• _Exercise_:
Repeat the passage below on relaxing when stressed and overwhelmed, word for word and in full.
** begin Passage to read **
How you can relax when you feel stressed, anxious, and overwhelmed
Sometimes people can go through phases where they feel like life is very hard. Like they can't control what's happening in their lives. Like they can't even control their own thoughts and emotions. They might feel this like an underlying stress and anxiety, a feeling deep in their gut, a throbbing pain in their head, a sense of exhaustion, or tightness all around their body. They might be in disbelief about the way something has unfolded - a relationship, a career choice, a health issue, or a money situation. They might feel overwhelmed by the stress of life.
Inevitably, you or someone you know has felt like this before. During these times, there are things that you can do to relax, lessen the pain, feel better and get back to a positive experience of life. This short list comes from years of working with spiritual teachers and implementing what we learned into our lives. We've also helped many clients learn and use these understandings and techniques. They've all reported benefits. We'd like to specifically mention spiritual teacher John Jones whose contribution to our development as spiritual counselors and life coaches has been extraordinary.
You can remember that, "this too shall pass".
** end Passage to read **
** begin Listed records **
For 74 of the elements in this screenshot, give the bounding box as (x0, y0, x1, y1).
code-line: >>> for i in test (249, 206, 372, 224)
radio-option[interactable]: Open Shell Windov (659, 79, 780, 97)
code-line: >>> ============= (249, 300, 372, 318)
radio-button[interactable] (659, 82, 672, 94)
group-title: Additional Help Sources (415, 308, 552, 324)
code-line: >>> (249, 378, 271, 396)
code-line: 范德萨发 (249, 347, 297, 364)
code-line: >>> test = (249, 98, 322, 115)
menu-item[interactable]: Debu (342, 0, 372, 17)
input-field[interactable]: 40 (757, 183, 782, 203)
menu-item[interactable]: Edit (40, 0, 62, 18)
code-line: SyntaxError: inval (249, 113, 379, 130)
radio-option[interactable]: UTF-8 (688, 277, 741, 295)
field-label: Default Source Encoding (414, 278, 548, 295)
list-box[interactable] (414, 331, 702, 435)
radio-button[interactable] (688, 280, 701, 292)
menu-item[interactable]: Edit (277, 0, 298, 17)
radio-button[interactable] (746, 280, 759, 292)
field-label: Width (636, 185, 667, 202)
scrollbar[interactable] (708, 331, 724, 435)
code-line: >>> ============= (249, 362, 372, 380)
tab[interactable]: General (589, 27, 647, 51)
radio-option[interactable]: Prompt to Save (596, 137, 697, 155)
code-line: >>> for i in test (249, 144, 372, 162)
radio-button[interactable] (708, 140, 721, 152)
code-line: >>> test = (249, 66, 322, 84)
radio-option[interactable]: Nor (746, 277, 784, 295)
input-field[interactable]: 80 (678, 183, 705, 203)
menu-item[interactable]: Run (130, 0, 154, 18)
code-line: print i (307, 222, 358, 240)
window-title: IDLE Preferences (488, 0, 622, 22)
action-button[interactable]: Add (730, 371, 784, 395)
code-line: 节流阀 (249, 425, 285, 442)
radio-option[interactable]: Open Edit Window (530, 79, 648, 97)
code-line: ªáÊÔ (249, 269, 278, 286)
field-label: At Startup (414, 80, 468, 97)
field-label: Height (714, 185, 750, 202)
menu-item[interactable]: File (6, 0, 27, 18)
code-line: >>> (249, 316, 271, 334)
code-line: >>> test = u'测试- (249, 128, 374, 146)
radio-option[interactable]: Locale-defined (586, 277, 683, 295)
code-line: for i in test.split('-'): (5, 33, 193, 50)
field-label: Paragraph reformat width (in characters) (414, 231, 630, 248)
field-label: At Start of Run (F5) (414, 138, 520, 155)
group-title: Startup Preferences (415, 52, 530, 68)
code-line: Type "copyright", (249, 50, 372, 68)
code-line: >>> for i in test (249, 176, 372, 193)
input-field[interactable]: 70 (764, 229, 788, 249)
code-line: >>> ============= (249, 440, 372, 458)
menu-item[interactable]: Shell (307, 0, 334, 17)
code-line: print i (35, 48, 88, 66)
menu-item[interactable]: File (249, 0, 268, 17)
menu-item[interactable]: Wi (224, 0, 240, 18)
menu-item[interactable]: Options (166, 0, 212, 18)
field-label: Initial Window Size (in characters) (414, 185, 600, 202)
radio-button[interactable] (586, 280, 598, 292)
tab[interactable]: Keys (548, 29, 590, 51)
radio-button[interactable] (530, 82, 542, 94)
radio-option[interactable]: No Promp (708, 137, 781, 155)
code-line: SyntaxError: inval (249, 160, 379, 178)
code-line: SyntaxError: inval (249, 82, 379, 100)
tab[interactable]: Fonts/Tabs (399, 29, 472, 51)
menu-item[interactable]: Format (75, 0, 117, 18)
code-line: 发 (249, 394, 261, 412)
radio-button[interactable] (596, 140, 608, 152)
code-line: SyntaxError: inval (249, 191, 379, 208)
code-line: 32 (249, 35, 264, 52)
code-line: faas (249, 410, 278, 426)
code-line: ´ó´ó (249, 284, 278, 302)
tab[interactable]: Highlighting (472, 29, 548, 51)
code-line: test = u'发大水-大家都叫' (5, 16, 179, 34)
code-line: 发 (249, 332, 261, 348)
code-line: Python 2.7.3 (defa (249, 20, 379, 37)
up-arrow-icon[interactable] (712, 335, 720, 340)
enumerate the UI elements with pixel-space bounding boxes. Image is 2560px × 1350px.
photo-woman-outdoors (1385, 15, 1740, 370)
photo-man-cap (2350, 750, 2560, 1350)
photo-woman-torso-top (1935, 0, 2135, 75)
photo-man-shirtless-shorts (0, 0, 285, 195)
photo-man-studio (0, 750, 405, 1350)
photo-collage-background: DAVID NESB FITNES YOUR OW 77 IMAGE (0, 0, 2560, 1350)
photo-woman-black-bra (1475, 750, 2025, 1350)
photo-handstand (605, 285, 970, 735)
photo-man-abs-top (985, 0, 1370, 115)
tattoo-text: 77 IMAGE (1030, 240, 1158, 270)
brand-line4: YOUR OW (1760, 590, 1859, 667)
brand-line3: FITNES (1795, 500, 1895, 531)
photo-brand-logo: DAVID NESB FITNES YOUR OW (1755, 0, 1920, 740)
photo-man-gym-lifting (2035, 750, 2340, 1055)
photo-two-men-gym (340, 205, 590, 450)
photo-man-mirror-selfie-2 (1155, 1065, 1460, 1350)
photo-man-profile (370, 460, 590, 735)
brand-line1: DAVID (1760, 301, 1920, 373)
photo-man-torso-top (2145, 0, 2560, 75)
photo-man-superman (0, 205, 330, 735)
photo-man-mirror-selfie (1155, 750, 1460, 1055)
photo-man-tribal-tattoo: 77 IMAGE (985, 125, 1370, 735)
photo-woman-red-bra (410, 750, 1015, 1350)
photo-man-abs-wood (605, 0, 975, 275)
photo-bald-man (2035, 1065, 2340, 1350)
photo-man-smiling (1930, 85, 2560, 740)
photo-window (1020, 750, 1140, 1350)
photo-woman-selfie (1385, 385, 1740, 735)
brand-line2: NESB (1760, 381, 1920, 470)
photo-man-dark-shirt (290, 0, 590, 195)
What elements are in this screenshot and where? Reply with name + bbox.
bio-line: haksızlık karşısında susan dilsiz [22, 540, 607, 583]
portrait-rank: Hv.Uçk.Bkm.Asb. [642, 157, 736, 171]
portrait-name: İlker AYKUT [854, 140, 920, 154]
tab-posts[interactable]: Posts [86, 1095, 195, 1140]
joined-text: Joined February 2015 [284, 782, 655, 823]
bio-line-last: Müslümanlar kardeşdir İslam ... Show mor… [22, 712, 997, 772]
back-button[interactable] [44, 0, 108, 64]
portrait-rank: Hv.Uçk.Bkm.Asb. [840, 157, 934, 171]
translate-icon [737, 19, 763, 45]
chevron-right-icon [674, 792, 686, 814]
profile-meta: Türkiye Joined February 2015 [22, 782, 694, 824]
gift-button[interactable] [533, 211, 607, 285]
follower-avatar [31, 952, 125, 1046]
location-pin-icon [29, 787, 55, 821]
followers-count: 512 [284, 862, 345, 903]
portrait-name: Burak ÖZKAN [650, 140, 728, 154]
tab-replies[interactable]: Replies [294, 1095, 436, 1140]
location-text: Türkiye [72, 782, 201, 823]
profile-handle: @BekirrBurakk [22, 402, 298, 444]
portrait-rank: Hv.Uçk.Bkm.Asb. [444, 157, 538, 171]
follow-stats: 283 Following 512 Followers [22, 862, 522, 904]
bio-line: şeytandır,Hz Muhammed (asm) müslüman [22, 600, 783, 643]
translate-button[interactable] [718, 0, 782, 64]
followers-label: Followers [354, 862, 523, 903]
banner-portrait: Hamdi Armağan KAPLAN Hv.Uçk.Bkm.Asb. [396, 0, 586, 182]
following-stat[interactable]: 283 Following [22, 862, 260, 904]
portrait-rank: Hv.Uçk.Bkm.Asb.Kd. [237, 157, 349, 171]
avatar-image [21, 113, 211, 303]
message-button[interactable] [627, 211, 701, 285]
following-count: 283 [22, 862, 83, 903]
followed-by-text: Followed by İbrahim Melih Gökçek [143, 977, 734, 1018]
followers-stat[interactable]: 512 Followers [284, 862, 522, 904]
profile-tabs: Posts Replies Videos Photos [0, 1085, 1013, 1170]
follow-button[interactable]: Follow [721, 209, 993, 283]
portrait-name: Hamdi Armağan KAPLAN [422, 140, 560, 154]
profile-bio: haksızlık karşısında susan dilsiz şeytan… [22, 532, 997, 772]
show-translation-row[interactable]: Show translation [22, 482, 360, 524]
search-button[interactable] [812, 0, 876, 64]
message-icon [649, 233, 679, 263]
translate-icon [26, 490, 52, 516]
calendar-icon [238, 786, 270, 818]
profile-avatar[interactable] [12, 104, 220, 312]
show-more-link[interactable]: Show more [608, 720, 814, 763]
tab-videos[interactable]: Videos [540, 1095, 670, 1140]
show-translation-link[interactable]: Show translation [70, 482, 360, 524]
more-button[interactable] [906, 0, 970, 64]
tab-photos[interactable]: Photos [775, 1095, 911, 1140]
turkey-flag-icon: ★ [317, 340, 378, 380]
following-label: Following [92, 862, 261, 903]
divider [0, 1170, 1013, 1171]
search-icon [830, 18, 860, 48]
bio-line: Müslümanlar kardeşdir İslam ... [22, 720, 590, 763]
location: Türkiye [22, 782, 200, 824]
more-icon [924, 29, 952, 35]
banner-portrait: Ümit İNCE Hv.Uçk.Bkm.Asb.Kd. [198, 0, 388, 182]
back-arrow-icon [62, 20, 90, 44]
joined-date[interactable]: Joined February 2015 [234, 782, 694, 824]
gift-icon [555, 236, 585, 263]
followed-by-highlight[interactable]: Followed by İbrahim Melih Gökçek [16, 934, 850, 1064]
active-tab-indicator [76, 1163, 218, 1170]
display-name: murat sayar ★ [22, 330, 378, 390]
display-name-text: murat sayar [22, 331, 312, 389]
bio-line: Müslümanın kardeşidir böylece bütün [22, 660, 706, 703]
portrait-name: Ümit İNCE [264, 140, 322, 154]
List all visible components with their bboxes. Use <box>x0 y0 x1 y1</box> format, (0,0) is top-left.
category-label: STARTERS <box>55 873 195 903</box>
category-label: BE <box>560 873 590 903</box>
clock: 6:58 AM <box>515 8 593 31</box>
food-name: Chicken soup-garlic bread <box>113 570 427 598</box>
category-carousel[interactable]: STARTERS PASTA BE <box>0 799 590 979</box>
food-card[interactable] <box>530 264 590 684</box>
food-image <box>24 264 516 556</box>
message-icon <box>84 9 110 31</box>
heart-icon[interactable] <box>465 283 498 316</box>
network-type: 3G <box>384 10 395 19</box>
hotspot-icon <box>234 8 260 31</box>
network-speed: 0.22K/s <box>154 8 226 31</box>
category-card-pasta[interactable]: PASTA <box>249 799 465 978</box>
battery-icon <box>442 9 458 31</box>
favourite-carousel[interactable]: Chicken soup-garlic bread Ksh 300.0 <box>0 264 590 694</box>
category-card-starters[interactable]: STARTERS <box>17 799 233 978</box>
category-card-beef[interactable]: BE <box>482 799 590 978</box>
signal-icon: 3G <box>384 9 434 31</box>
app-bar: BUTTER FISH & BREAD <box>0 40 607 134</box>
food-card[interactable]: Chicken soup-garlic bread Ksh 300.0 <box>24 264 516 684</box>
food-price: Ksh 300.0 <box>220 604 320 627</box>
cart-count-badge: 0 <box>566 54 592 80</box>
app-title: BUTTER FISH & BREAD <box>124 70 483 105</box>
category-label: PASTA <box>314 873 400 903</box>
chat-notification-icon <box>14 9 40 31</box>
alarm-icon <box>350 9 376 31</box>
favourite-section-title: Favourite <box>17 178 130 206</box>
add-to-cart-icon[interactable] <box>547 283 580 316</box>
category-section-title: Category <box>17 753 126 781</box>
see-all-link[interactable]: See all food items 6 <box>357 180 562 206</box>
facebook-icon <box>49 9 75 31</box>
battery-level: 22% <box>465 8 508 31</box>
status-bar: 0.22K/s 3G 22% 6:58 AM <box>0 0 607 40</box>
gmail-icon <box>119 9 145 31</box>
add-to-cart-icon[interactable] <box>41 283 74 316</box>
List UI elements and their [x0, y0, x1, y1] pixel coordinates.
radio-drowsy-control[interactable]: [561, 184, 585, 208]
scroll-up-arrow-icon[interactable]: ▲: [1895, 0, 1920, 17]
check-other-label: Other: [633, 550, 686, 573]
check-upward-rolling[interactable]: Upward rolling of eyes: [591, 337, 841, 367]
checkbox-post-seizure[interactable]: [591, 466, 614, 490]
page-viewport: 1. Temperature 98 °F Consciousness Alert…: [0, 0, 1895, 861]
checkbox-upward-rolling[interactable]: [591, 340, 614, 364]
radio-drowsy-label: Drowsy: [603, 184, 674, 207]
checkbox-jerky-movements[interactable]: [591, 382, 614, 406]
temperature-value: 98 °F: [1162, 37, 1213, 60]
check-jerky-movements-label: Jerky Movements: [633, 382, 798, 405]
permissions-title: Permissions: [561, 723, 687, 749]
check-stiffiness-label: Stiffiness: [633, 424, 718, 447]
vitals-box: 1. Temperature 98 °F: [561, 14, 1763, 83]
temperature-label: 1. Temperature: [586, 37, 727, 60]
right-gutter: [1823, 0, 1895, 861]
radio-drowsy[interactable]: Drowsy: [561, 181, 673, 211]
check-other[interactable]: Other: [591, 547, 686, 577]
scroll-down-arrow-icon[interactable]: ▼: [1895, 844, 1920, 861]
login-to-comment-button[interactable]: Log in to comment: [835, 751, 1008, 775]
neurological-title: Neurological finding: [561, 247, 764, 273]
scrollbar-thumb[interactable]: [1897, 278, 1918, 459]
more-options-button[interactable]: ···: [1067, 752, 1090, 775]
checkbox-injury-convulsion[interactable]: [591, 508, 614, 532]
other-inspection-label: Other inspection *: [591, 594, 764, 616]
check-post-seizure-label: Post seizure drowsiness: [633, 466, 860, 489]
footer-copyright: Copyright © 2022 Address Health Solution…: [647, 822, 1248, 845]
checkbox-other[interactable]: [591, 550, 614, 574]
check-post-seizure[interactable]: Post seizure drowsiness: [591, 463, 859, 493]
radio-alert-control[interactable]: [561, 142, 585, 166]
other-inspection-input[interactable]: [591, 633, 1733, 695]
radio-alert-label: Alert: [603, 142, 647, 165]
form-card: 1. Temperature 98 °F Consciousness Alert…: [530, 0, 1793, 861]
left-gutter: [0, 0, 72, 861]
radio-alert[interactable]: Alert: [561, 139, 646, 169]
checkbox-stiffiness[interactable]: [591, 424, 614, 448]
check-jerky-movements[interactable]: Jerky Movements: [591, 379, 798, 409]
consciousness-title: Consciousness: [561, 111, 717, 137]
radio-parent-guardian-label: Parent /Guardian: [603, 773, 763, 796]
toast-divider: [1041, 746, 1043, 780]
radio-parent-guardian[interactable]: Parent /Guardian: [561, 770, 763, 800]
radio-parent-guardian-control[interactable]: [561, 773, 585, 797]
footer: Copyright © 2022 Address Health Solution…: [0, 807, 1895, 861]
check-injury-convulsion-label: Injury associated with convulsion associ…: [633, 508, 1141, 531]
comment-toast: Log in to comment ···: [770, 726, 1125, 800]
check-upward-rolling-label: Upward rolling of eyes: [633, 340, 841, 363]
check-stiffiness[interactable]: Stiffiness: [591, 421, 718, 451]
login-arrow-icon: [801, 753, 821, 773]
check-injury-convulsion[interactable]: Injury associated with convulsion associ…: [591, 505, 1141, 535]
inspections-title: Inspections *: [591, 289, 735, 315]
** end Listed records **
• _Task result_:
How you can relax when you feel stressed, anxious, and overwhelmed
Sometimes people can go through phases where they feel like life is very hard. Like they can't control what's happening in their lives. Like they can't even control their own thoughts and emotions. They might feel this like an underlying stress and anxiety, a feeling deep in their gut, a throbbing pain in their head, a sense of exhaustion, or tightness all around their body. They might be in disbelief about the way something has unfolded - a relationship, a career choice, a health issue, or a money situation. They might feel overwhelmed by the stress of life.
Inevitably, you or someone you know has felt like this before. During these times, there are things that you can do to relax, lessen the pain, feel better and get back to a positive experience of life. This short list comes from years of working with spiritual teachers and implementing what we learned into our lives. We've also helped many clients learn and use these understandings and techniques. They've all reported benefits. We'd like to specifically mention spiritual teacher John Jones whose contribution to our development as spiritual counselors and life coaches has been extraordinary.
You can remember that, "this too shall pass".